* _GIVEN TASK_:
Copy each of the following rows word for word.

* _Dataset records_:
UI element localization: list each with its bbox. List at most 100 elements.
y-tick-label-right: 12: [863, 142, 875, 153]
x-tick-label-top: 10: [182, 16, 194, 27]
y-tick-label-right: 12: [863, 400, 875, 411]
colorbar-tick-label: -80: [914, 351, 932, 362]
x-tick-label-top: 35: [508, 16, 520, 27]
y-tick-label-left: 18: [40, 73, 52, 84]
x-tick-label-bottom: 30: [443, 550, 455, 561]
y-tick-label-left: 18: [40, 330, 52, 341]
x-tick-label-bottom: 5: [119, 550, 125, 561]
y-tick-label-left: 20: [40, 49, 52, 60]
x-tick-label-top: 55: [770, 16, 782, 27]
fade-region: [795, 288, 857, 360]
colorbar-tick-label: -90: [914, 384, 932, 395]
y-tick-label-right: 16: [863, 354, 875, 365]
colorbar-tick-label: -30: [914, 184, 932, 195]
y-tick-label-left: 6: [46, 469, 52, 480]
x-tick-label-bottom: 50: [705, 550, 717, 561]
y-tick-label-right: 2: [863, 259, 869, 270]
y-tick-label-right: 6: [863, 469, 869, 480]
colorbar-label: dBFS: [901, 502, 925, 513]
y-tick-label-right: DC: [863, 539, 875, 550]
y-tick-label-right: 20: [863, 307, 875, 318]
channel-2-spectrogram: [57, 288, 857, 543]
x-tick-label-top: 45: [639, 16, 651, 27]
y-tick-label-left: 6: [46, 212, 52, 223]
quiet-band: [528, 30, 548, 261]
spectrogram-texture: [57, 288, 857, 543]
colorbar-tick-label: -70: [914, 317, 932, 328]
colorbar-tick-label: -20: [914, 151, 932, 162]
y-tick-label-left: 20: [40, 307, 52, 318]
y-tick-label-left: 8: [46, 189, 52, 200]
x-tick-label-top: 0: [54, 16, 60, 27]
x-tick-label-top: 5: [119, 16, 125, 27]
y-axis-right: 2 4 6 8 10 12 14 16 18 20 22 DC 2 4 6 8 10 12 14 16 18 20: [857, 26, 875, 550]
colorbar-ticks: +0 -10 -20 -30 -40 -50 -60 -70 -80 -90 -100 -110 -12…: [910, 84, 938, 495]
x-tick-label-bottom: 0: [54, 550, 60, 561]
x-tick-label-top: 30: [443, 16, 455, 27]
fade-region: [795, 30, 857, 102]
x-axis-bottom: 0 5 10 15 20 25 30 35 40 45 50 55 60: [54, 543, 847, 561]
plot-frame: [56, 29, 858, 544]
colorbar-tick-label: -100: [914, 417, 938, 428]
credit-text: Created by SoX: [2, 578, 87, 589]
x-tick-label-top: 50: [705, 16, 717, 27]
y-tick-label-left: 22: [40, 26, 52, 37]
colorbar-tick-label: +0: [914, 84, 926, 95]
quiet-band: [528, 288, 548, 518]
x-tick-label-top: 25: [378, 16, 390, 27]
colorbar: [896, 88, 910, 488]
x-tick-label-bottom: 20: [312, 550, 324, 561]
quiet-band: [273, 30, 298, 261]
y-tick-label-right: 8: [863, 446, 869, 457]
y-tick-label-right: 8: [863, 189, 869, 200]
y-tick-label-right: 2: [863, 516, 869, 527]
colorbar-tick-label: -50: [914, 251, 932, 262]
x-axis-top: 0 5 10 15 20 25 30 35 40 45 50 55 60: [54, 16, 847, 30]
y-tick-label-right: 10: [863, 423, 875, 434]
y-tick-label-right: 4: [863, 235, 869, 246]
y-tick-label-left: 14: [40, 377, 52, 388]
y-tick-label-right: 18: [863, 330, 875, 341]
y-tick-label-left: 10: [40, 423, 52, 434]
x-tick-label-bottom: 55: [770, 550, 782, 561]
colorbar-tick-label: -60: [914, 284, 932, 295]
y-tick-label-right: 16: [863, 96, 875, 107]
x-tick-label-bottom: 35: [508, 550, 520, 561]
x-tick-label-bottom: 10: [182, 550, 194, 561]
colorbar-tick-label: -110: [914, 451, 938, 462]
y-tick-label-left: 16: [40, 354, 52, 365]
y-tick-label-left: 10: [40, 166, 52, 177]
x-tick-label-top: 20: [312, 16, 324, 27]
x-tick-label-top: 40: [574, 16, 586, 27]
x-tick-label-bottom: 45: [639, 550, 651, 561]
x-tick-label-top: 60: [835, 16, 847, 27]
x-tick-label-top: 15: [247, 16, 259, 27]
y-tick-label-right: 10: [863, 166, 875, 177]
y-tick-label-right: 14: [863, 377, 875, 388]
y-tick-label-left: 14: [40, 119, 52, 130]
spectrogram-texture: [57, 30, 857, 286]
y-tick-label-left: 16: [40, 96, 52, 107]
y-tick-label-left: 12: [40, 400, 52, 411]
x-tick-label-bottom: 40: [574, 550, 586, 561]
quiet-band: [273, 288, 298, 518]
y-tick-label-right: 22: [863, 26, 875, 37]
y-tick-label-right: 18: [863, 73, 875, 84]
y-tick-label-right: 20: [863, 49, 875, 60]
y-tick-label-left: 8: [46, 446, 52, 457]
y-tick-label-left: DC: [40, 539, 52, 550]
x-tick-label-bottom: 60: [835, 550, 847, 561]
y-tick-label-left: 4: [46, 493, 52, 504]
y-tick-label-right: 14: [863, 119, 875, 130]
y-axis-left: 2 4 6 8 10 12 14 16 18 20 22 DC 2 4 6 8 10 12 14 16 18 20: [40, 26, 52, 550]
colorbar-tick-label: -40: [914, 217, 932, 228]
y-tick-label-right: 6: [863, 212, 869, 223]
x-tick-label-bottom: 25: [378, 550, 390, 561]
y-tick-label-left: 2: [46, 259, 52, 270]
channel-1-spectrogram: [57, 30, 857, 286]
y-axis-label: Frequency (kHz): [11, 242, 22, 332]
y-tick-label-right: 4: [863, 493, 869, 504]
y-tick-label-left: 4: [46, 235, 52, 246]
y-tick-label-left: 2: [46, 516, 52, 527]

* _CORRECT OUTPUT_:
UI element localization: list each with its bbox. List at most 100 elements.
y-tick-label-right: 12: [863, 142, 875, 153]
x-tick-label-top: 10: [182, 16, 194, 27]
y-tick-label-right: 12: [863, 400, 875, 411]
colorbar-tick-label: -80: [914, 351, 932, 362]
x-tick-label-top: 35: [508, 16, 520, 27]
y-tick-label-left: 18: [40, 73, 52, 84]
x-tick-label-bottom: 30: [443, 550, 455, 561]
y-tick-label-left: 18: [40, 330, 52, 341]
x-tick-label-bottom: 5: [119, 550, 125, 561]
y-tick-label-left: 20: [40, 49, 52, 60]
x-tick-label-top: 55: [770, 16, 782, 27]
fade-region: [795, 288, 857, 360]
colorbar-tick-label: -90: [914, 384, 932, 395]
y-tick-label-right: 16: [863, 354, 875, 365]
colorbar-tick-label: -30: [914, 184, 932, 195]
y-tick-label-left: 6: [46, 469, 52, 480]
x-tick-label-bottom: 50: [705, 550, 717, 561]
y-tick-label-right: 2: [863, 259, 869, 270]
y-tick-label-right: 6: [863, 469, 869, 480]
colorbar-label: dBFS: [901, 502, 925, 513]
y-tick-label-right: DC: [863, 539, 875, 550]
y-tick-label-right: 20: [863, 307, 875, 318]
channel-2-spectrogram: [57, 288, 857, 543]
x-tick-label-top: 45: [639, 16, 651, 27]
y-tick-label-left: 6: [46, 212, 52, 223]
quiet-band: [528, 30, 548, 261]
spectrogram-texture: [57, 288, 857, 543]
colorbar-tick-label: -70: [914, 317, 932, 328]
colorbar-tick-label: -20: [914, 151, 932, 162]
y-tick-label-left: 20: [40, 307, 52, 318]
y-tick-label-left: 8: [46, 189, 52, 200]
x-tick-label-top: 0: [54, 16, 60, 27]
x-tick-label-top: 5: [119, 16, 125, 27]
y-axis-right: 2 4 6 8 10 12 14 16 18 20 22 DC 2 4 6 8 10 12 14 16 18 20: [857, 26, 875, 550]
colorbar-ticks: +0 -10 -20 -30 -40 -50 -60 -70 -80 -90 -100 -110 -12…: [910, 84, 938, 495]
x-tick-label-bottom: 0: [54, 550, 60, 561]
x-tick-label-top: 30: [443, 16, 455, 27]
fade-region: [795, 30, 857, 102]
x-axis-bottom: 0 5 10 15 20 25 30 35 40 45 50 55 60: [54, 543, 847, 561]
plot-frame: [56, 29, 858, 544]
colorbar-tick-label: -100: [914, 417, 938, 428]
credit-text: Created by SoX: [2, 578, 87, 589]
x-tick-label-top: 50: [705, 16, 717, 27]
y-tick-label-left: 22: [40, 26, 52, 37]
colorbar-tick-label: +0: [914, 84, 926, 95]
quiet-band: [528, 288, 548, 518]
x-tick-label-top: 25: [378, 16, 390, 27]
colorbar: [896, 88, 910, 488]
x-tick-label-bottom: 20: [312, 550, 324, 561]
quiet-band: [273, 30, 298, 261]
y-tick-label-right: 8: [863, 446, 869, 457]
y-tick-label-right: 8: [863, 189, 869, 200]
y-tick-label-right: 2: [863, 516, 869, 527]
colorbar-tick-label: -50: [914, 251, 932, 262]
x-axis-top: 0 5 10 15 20 25 30 35 40 45 50 55 60: [54, 16, 847, 30]
y-tick-label-right: 10: [863, 423, 875, 434]
y-tick-label-right: 4: [863, 235, 869, 246]
y-tick-label-left: 14: [40, 377, 52, 388]
y-tick-label-right: 18: [863, 330, 875, 341]
y-tick-label-left: 10: [40, 423, 52, 434]
x-tick-label-bottom: 55: [770, 550, 782, 561]
colorbar-tick-label: -60: [914, 284, 932, 295]
y-tick-label-right: 16: [863, 96, 875, 107]
x-tick-label-bottom: 35: [508, 550, 520, 561]
x-tick-label-bottom: 10: [182, 550, 194, 561]
colorbar-tick-label: -110: [914, 451, 938, 462]
y-tick-label-left: 16: [40, 354, 52, 365]
y-tick-label-left: 10: [40, 166, 52, 177]
x-tick-label-top: 20: [312, 16, 324, 27]
x-tick-label-top: 40: [574, 16, 586, 27]
x-tick-label-bottom: 45: [639, 550, 651, 561]
x-tick-label-top: 60: [835, 16, 847, 27]
x-tick-label-top: 15: [247, 16, 259, 27]
y-tick-label-right: 10: [863, 166, 875, 177]
y-tick-label-right: 14: [863, 377, 875, 388]
y-tick-label-left: 14: [40, 119, 52, 130]
spectrogram-texture: [57, 30, 857, 286]
y-tick-label-left: 16: [40, 96, 52, 107]
y-tick-label-left: 12: [40, 400, 52, 411]
x-tick-label-bottom: 40: [574, 550, 586, 561]
quiet-band: [273, 288, 298, 518]
y-tick-label-right: 22: [863, 26, 875, 37]
y-tick-label-right: 18: [863, 73, 875, 84]
y-tick-label-right: 20: [863, 49, 875, 60]
y-tick-label-left: 8: [46, 446, 52, 457]
y-tick-label-left: DC: [40, 539, 52, 550]
x-tick-label-bottom: 60: [835, 550, 847, 561]
y-tick-label-left: 4: [46, 493, 52, 504]
y-tick-label-right: 14: [863, 119, 875, 130]
y-axis-left: 2 4 6 8 10 12 14 16 18 20 22 DC 2 4 6 8 10 12 14 16 18 20: [40, 26, 52, 550]
colorbar-tick-label: -40: [914, 217, 932, 228]
y-tick-label-right: 6: [863, 212, 869, 223]
x-tick-label-bottom: 25: [378, 550, 390, 561]
y-tick-label-left: 2: [46, 259, 52, 270]
channel-1-spectrogram: [57, 30, 857, 286]
y-axis-label: Frequency (kHz): [11, 242, 22, 332]
y-tick-label-right: 4: [863, 493, 869, 504]
y-tick-label-left: 4: [46, 235, 52, 246]
y-tick-label-left: 2: [46, 516, 52, 527]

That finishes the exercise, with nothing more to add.